[BEGIN]
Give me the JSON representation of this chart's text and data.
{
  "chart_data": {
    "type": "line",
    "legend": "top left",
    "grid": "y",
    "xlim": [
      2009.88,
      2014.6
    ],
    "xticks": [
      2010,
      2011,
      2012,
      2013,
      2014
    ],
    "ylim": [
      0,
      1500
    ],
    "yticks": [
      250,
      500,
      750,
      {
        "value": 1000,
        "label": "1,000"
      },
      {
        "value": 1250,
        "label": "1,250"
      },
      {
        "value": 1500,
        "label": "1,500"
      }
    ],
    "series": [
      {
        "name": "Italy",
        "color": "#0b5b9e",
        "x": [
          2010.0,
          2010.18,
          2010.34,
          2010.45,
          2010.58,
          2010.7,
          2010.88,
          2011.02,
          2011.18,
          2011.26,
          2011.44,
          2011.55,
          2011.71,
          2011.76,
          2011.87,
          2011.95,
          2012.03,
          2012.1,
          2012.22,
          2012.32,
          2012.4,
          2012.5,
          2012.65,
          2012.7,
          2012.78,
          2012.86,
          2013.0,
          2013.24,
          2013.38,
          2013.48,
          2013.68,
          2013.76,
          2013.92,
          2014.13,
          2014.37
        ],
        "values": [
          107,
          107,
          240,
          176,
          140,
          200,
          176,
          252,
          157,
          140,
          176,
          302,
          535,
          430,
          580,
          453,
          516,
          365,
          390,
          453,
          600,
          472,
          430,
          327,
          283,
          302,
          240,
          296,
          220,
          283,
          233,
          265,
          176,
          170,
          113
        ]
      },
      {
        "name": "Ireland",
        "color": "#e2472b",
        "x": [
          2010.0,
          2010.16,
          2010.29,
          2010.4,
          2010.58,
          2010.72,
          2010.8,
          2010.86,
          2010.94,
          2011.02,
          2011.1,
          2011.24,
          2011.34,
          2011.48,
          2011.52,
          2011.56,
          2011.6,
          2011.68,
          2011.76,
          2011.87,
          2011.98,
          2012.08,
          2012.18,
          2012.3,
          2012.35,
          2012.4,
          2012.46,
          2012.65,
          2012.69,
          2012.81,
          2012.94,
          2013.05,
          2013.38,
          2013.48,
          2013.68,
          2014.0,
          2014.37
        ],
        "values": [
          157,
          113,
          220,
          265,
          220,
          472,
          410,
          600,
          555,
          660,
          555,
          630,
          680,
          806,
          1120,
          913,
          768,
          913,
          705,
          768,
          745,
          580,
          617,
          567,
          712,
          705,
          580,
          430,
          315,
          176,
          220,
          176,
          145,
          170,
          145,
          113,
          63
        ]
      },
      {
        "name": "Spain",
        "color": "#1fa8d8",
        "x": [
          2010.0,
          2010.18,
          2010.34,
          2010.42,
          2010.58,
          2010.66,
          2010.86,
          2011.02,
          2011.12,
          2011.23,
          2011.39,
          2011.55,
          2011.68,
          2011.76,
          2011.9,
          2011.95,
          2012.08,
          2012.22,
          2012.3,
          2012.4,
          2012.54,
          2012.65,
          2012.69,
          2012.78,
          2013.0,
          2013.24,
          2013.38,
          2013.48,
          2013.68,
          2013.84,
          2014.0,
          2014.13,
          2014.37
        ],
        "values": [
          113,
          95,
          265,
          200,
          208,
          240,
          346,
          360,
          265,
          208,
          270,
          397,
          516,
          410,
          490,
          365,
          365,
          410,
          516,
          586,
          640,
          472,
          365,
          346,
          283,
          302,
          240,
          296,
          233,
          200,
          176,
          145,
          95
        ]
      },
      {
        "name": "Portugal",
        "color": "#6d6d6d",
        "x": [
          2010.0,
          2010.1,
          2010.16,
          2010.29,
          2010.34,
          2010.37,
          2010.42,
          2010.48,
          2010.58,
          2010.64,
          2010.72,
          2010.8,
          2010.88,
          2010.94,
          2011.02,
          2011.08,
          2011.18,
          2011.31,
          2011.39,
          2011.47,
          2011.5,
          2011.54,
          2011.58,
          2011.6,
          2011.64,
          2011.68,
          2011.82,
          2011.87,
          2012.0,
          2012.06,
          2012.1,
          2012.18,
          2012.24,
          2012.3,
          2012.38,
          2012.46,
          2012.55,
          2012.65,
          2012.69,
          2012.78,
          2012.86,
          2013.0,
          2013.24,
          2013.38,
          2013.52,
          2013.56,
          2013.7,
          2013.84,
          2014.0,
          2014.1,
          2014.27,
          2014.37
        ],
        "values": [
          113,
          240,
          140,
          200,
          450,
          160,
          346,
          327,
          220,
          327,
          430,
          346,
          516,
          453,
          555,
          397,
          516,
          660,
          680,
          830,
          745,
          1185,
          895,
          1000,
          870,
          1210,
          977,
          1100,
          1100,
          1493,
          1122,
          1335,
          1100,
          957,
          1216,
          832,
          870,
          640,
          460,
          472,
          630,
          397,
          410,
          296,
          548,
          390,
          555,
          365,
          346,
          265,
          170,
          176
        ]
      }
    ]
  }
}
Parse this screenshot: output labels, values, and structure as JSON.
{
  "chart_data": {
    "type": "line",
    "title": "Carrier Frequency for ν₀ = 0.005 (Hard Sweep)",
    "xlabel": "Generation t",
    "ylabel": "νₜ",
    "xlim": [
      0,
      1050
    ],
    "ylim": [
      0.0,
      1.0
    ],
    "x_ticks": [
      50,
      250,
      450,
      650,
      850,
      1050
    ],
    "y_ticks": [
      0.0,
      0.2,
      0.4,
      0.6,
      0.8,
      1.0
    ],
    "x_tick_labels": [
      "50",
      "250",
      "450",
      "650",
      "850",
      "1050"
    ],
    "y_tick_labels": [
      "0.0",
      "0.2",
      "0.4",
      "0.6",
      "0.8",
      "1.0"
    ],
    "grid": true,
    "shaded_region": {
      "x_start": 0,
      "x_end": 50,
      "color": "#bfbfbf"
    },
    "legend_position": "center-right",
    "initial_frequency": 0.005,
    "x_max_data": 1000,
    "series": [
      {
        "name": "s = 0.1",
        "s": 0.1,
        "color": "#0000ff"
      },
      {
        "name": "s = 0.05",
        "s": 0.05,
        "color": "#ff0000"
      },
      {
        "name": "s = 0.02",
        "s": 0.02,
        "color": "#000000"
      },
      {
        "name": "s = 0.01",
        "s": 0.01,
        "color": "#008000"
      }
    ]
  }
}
[END]
→ **EXERCISE AIM**
Copy all lines in the listing above where the string "name" appears.

→ **ANSWER BELOW**
        "name": "Italy",
        "name": "Ireland",
        "name": "Spain",
        "name": "Portugal",
        "name": "s = 0.1",
        "name": "s = 0.05",
        "name": "s = 0.02",
        "name": "s = 0.01",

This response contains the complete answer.